** BEGIN EXERCISE MATERIAL **
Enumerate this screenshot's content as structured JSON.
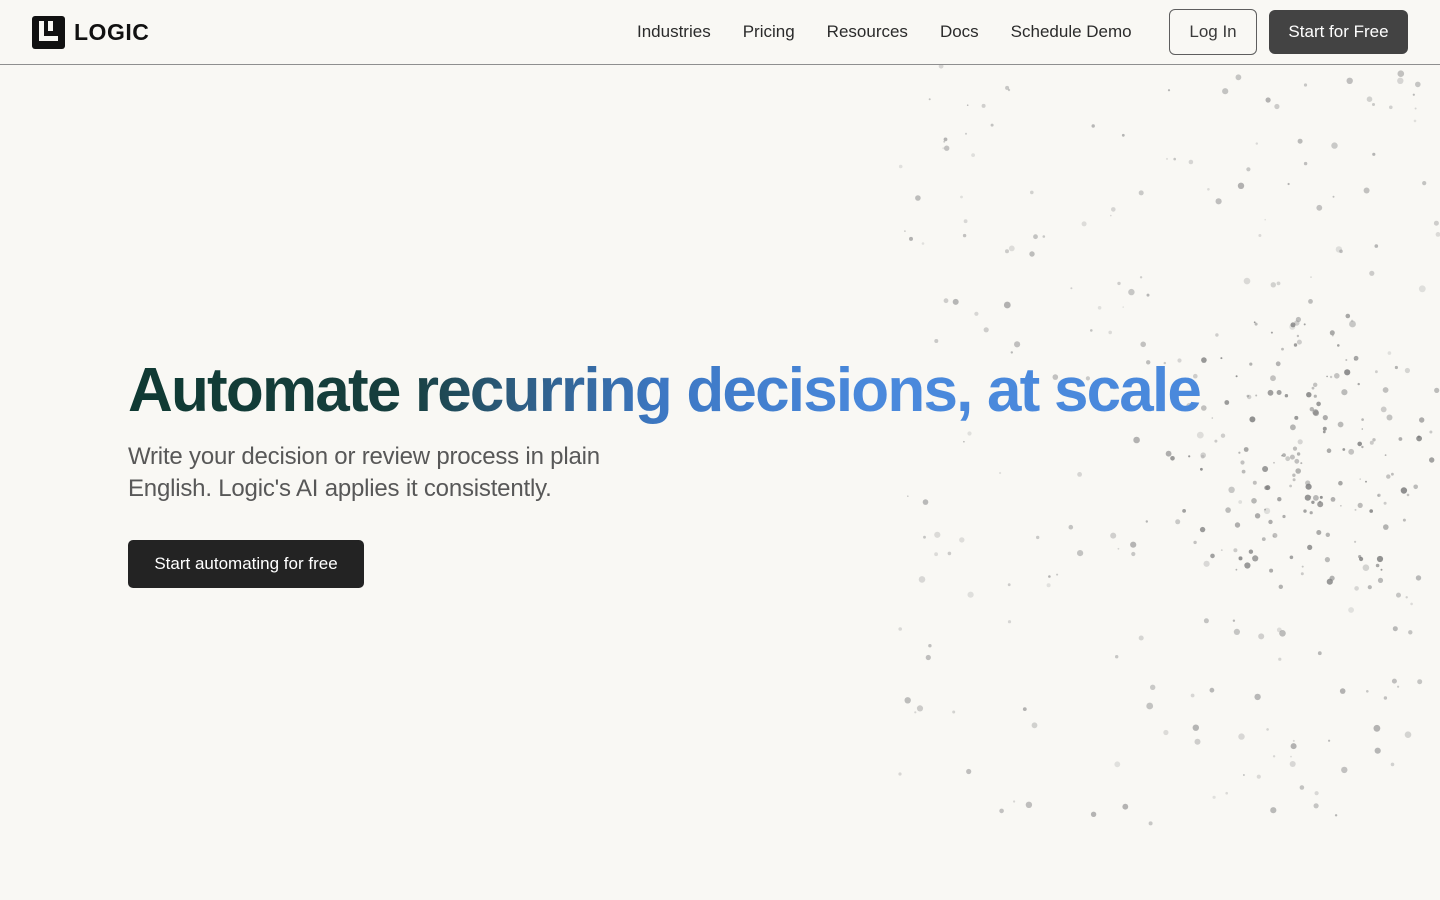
{
  "brand": {
    "name": "LOGIC"
  },
  "nav": {
    "items": [
      {
        "label": "Industries"
      },
      {
        "label": "Pricing"
      },
      {
        "label": "Resources"
      },
      {
        "label": "Docs"
      },
      {
        "label": "Schedule Demo"
      }
    ],
    "login_label": "Log In",
    "start_label": "Start for Free"
  },
  "hero": {
    "headline": "Automate recurring decisions, at scale",
    "subtitle": "Write your decision or review process in plain English. Logic's AI applies it consistently.",
    "cta_label": "Start automating for free"
  },
  "colors": {
    "background": "#f9f8f4",
    "headline_dark": "#0f3a33",
    "headline_blue": "#4a89dc",
    "button_dark": "#232323",
    "dot": "#9a9a9a"
  },
  "icons": {
    "logo": "logic-logo-icon"
  }
}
** END EXERCISE MATERIAL **
DESCRIPTION OF THE TASK:
Copy all the entries word for word. Omit any pictures.

SOLUTION TO THIS TASK:
Enumerate this screenshot's content as structured JSON.
{
  "brand": {
    "name": "LOGIC"
  },
  "nav": {
    "items": [
      {
        "label": "Industries"
      },
      {
        "label": "Pricing"
      },
      {
        "label": "Resources"
      },
      {
        "label": "Docs"
      },
      {
        "label": "Schedule Demo"
      }
    ],
    "login_label": "Log In",
    "start_label": "Start for Free"
  },
  "hero": {
    "headline": "Automate recurring decisions, at scale",
    "subtitle": "Write your decision or review process in plain English. Logic's AI applies it consistently.",
    "cta_label": "Start automating for free"
  },
  "colors": {
    "background": "#f9f8f4",
    "headline_dark": "#0f3a33",
    "headline_blue": "#4a89dc",
    "button_dark": "#232323",
    "dot": "#9a9a9a"
  },
  "icons": {
    "logo": "logic-logo-icon"
  }
}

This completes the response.